--- Start ---

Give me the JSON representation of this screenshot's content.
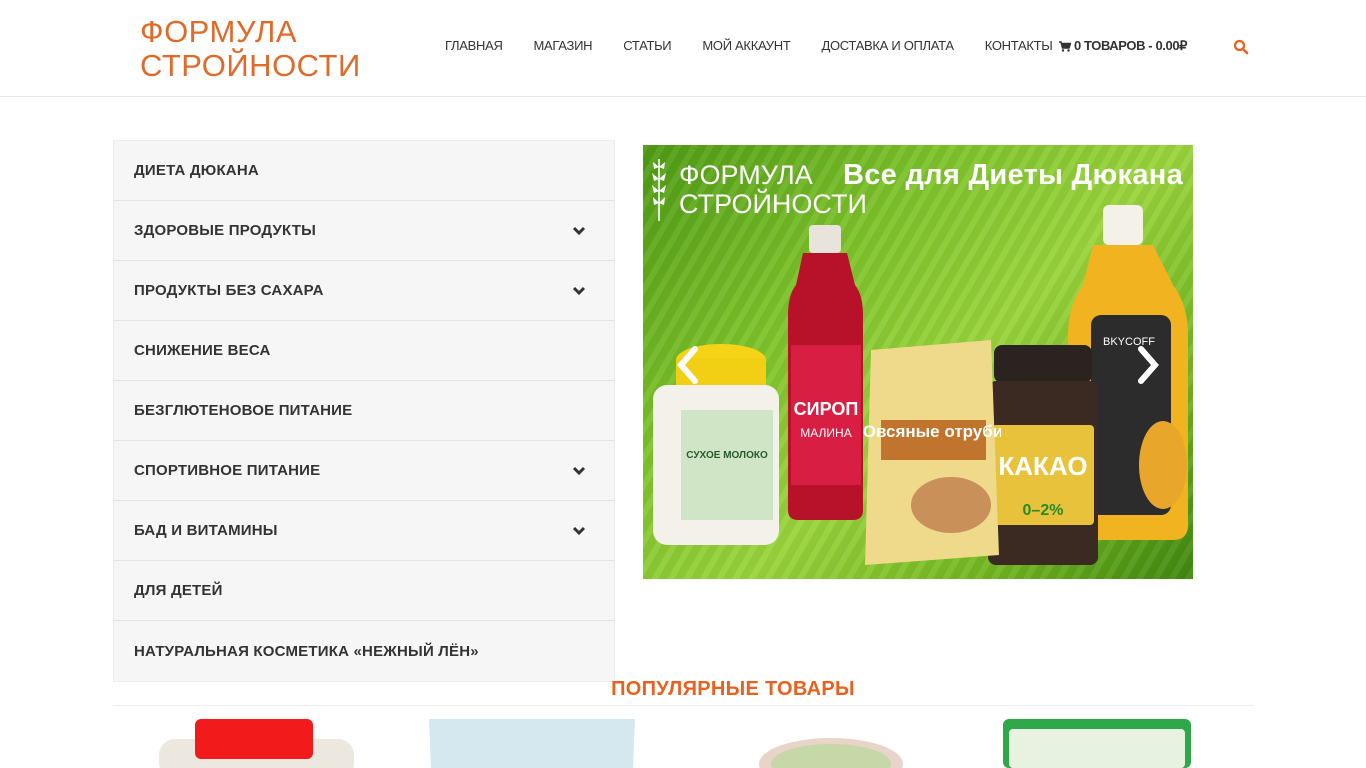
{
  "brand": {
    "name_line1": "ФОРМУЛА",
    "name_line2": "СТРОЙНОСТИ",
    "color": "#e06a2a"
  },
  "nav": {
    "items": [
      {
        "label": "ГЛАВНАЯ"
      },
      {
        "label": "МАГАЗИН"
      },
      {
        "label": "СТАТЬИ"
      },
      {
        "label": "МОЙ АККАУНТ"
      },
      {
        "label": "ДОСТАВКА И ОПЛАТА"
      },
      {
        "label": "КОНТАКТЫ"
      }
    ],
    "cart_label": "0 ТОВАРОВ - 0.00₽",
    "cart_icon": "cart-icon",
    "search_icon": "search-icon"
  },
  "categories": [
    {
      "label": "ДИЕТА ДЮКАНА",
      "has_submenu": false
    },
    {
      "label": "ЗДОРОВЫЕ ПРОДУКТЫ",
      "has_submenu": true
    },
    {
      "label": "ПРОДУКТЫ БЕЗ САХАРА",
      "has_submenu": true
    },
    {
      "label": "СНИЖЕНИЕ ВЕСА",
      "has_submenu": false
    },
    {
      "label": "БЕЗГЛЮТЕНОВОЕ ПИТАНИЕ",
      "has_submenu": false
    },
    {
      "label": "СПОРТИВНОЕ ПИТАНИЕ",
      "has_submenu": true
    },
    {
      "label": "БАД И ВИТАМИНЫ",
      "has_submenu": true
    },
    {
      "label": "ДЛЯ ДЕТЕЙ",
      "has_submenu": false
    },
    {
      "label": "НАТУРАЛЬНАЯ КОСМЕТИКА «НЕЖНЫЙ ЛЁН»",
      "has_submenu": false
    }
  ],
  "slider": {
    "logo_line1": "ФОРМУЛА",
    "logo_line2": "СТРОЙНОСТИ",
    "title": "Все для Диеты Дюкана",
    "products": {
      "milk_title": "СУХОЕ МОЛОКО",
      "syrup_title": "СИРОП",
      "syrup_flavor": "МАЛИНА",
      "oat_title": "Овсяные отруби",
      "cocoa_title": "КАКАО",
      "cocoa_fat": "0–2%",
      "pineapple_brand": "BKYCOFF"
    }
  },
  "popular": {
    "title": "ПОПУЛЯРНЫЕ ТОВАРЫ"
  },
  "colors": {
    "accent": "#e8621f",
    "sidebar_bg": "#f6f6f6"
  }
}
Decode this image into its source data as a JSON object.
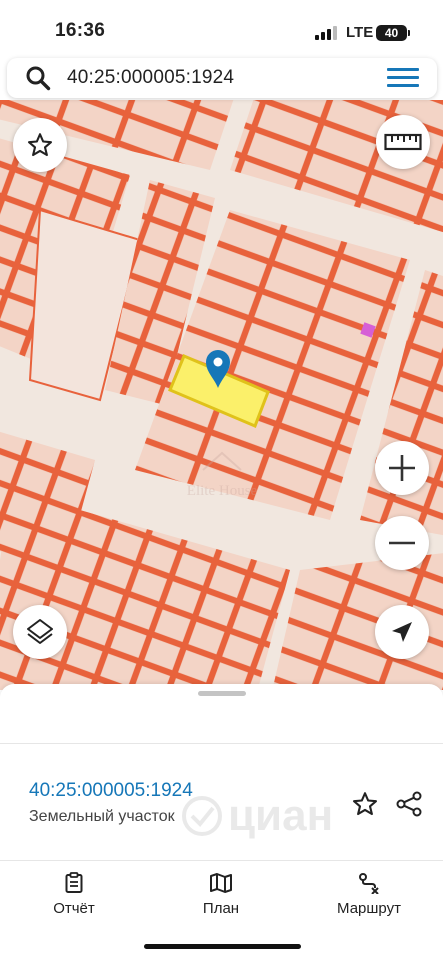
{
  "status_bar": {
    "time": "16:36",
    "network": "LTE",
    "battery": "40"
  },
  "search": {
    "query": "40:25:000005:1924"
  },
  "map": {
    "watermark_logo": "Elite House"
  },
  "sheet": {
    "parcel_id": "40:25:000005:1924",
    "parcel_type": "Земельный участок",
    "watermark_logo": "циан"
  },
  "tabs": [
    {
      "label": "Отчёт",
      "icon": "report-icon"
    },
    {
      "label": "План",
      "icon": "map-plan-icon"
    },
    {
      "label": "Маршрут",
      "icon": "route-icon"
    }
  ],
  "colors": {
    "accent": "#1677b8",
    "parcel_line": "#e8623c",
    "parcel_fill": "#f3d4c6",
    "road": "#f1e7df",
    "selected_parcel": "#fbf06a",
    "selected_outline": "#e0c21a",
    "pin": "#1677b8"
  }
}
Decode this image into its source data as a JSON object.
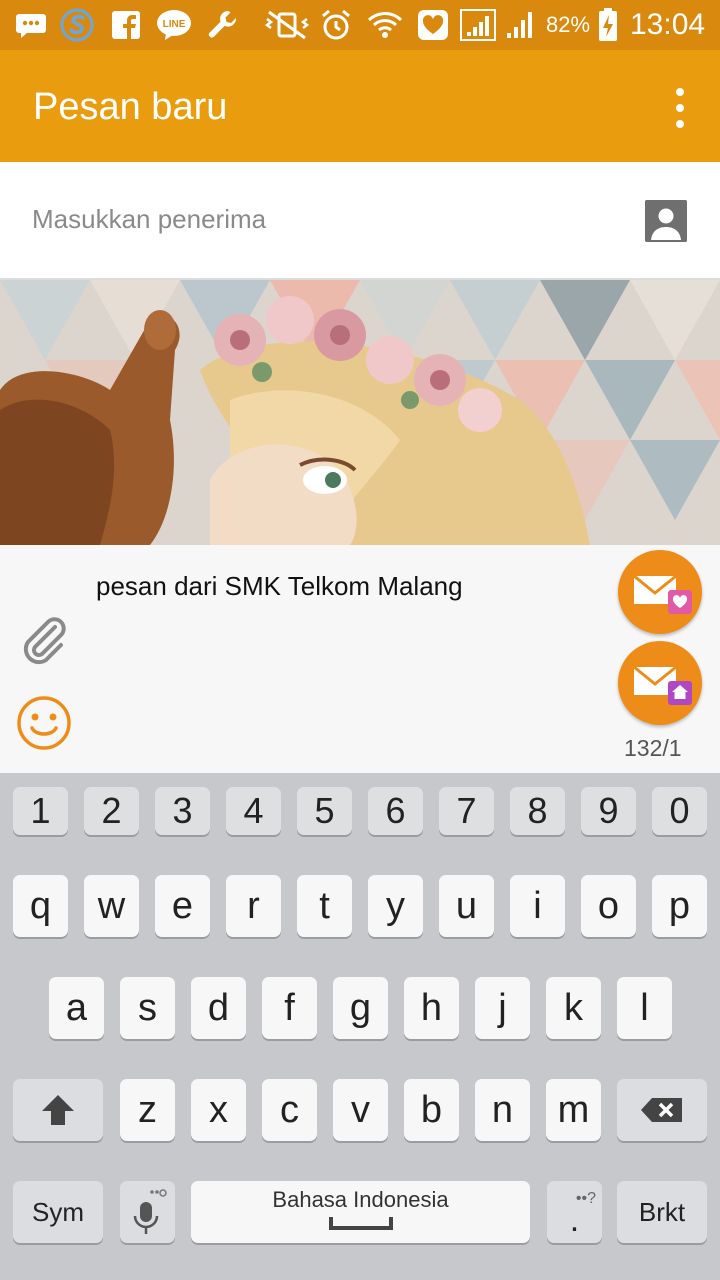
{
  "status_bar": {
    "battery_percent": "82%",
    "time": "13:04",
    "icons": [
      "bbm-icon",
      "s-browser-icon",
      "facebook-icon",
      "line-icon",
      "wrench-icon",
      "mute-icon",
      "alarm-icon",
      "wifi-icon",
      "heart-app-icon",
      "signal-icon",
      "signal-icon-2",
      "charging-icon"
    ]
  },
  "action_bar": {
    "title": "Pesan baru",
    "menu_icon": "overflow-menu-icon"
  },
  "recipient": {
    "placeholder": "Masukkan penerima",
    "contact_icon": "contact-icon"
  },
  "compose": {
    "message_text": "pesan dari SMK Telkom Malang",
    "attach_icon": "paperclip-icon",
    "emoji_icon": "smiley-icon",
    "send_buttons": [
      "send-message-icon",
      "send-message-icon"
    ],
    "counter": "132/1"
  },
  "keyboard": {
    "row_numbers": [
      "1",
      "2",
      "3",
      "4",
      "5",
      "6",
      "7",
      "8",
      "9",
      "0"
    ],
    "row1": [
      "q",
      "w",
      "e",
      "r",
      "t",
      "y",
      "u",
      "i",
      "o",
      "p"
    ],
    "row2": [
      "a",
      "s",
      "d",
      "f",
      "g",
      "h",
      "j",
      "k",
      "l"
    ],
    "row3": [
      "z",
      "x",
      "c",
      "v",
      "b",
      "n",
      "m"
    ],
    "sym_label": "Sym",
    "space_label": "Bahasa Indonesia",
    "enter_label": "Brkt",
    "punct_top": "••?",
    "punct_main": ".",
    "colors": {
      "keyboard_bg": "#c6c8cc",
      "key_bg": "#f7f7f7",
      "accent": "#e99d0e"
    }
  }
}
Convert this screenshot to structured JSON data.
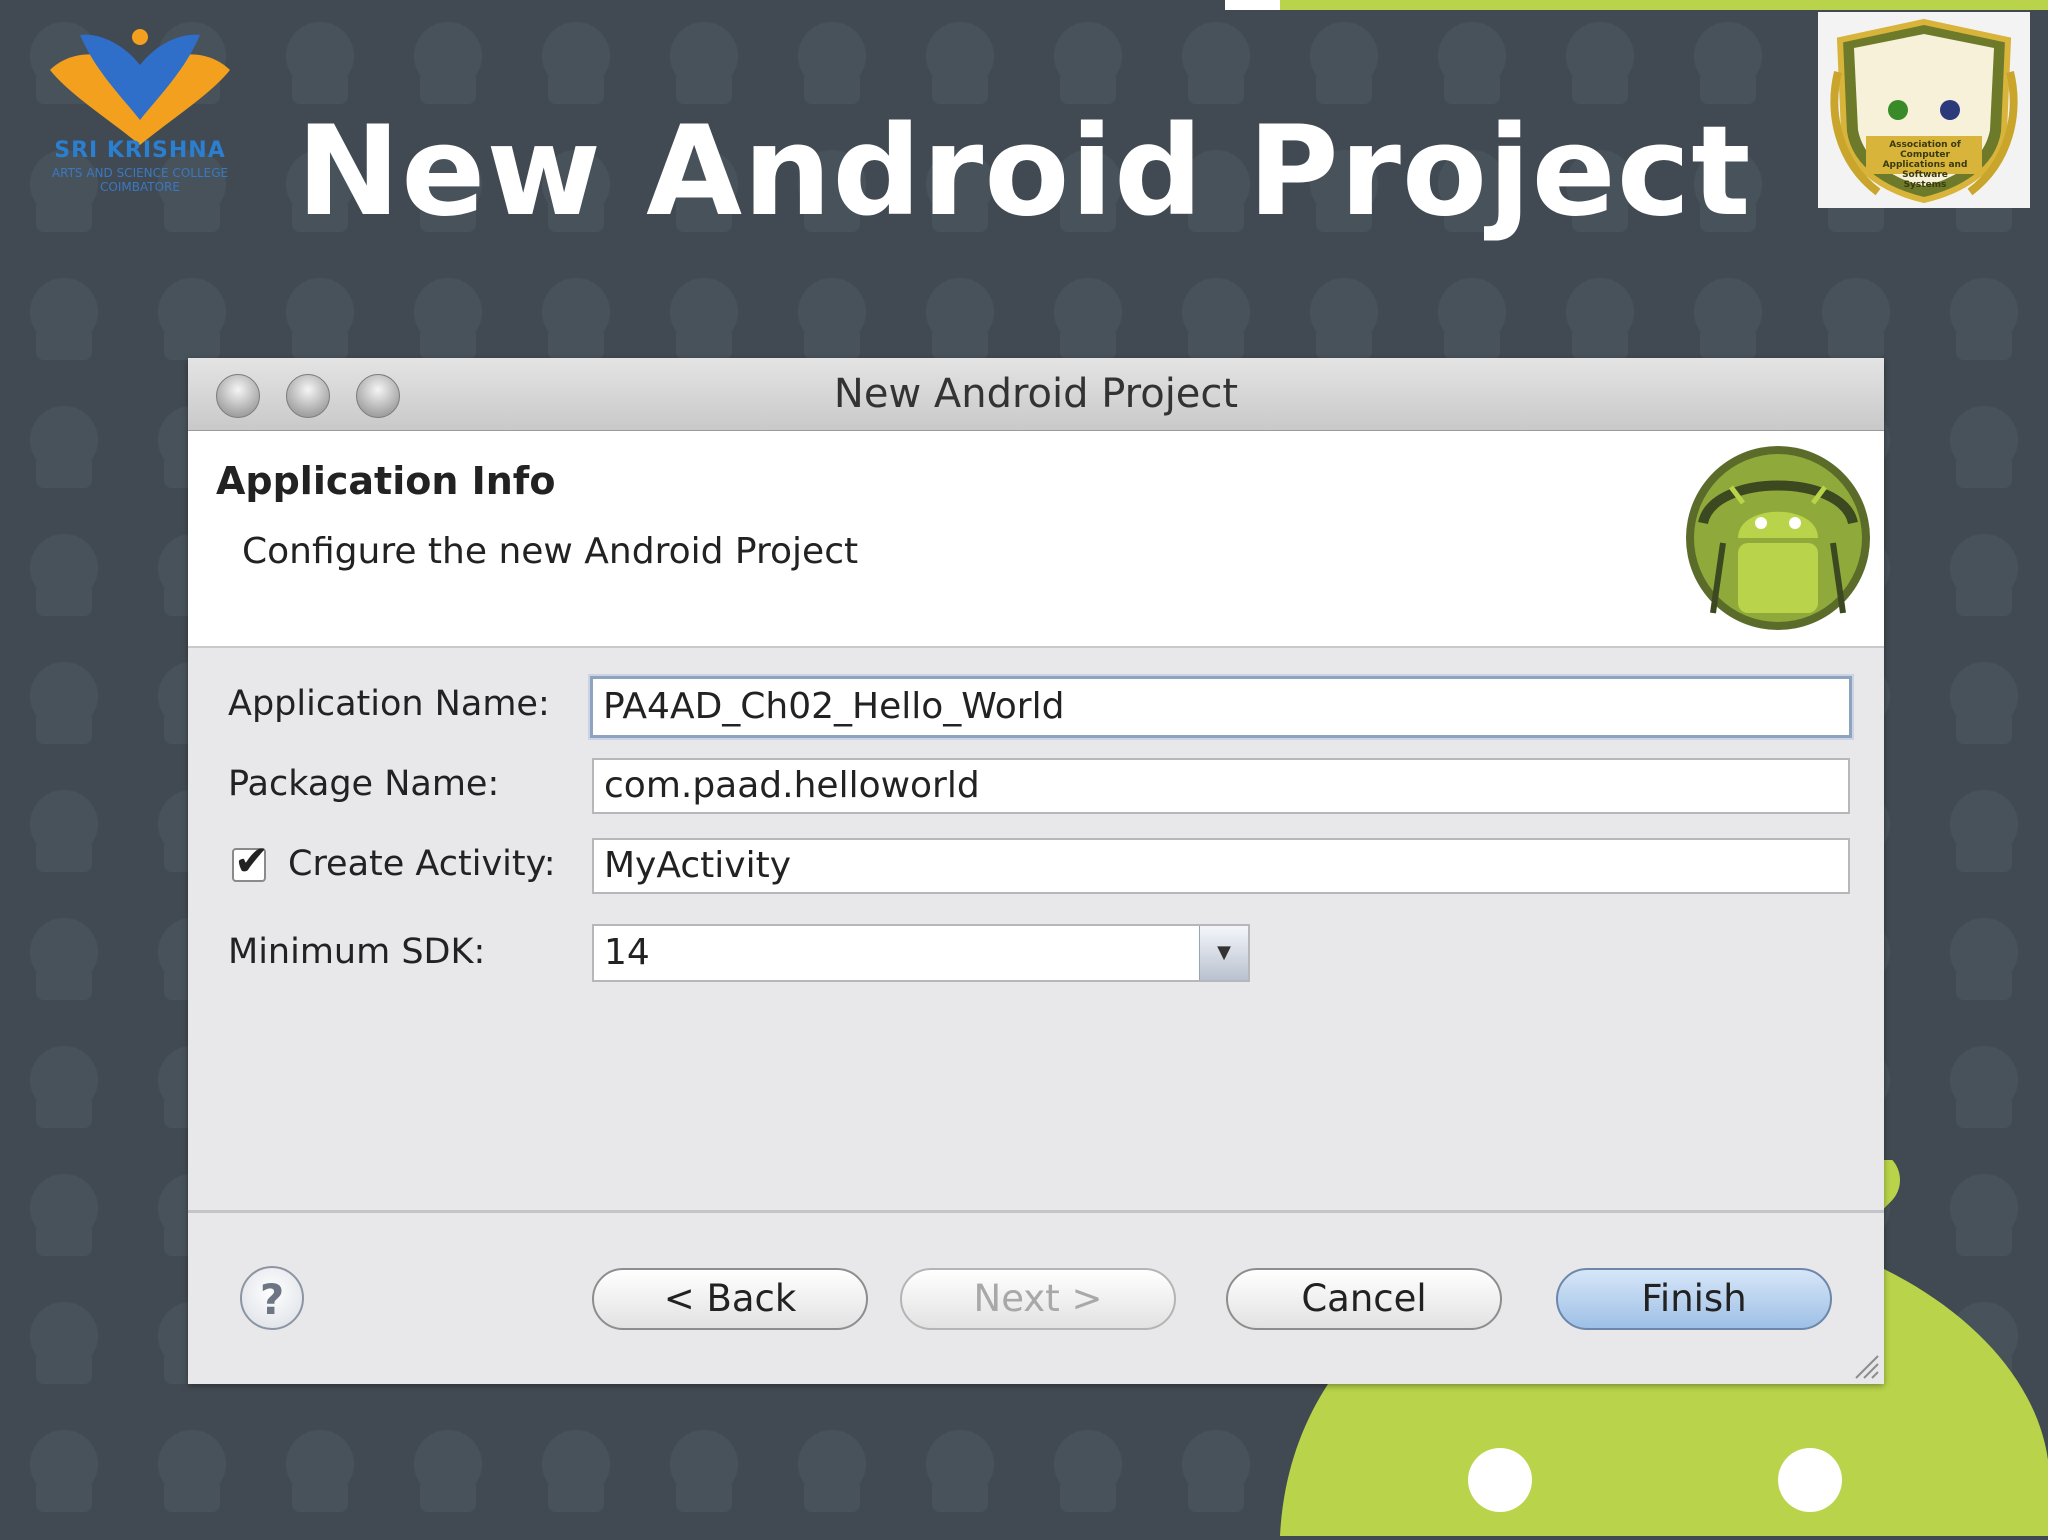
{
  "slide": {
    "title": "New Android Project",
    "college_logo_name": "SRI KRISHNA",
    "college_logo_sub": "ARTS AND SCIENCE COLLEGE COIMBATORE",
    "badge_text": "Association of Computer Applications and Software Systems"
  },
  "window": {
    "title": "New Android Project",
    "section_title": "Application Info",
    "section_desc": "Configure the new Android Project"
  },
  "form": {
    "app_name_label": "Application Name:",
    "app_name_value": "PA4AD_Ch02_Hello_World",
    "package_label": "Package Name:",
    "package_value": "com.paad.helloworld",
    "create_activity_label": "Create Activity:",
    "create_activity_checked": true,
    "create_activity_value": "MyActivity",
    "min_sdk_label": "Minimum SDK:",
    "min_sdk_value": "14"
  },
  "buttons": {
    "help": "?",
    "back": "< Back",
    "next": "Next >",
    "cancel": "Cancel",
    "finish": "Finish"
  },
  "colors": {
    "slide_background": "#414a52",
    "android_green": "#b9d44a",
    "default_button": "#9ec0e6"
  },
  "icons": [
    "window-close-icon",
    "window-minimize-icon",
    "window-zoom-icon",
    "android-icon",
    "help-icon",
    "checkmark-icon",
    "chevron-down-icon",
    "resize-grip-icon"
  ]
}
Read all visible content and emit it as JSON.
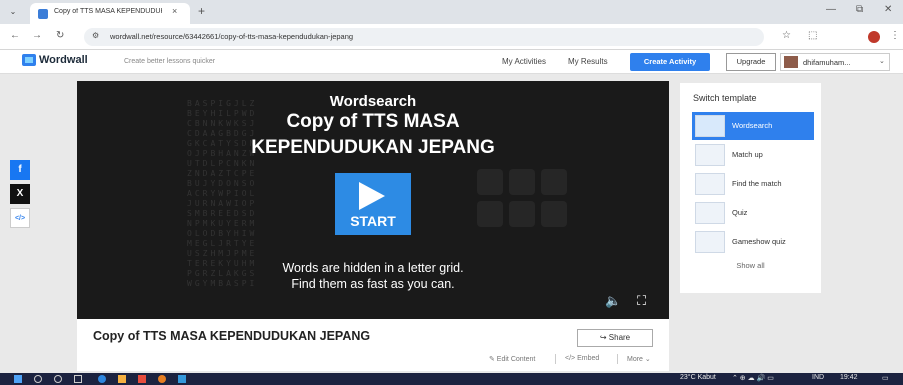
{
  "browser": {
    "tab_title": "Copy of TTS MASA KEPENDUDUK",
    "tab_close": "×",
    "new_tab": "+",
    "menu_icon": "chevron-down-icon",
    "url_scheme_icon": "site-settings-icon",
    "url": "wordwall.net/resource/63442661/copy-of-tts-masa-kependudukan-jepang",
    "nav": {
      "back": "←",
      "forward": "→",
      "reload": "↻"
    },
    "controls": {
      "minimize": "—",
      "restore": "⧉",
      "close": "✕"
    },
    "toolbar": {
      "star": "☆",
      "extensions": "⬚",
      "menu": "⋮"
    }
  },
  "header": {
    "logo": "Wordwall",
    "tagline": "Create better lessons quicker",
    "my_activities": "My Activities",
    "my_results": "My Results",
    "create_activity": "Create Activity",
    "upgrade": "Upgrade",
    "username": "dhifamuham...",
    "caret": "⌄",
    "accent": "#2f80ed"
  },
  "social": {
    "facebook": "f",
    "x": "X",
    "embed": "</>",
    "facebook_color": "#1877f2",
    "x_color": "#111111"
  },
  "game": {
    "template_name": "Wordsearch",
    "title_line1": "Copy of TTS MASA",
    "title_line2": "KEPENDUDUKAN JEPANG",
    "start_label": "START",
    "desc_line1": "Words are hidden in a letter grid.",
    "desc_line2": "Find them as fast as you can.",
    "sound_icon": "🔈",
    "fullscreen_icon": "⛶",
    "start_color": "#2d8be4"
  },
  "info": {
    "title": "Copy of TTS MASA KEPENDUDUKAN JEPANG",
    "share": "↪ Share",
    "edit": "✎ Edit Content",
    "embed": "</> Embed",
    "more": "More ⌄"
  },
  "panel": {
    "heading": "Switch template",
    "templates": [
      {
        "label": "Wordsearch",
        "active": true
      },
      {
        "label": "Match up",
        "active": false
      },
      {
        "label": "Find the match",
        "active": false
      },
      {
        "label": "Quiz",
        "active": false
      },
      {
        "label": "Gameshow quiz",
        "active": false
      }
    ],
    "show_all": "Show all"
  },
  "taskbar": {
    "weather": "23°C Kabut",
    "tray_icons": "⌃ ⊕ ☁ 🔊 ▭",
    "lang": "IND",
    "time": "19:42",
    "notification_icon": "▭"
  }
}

--- End ---

• [Short exercise] Single out each line of the records above with the string "ПРОДУКТЫ" in it, and copy it.

• [Answer below]
      "label": "ЗДОРОВЫЕ ПРОДУКТЫ",
      "label": "ПРОДУКТЫ БЕЗ САХАРА",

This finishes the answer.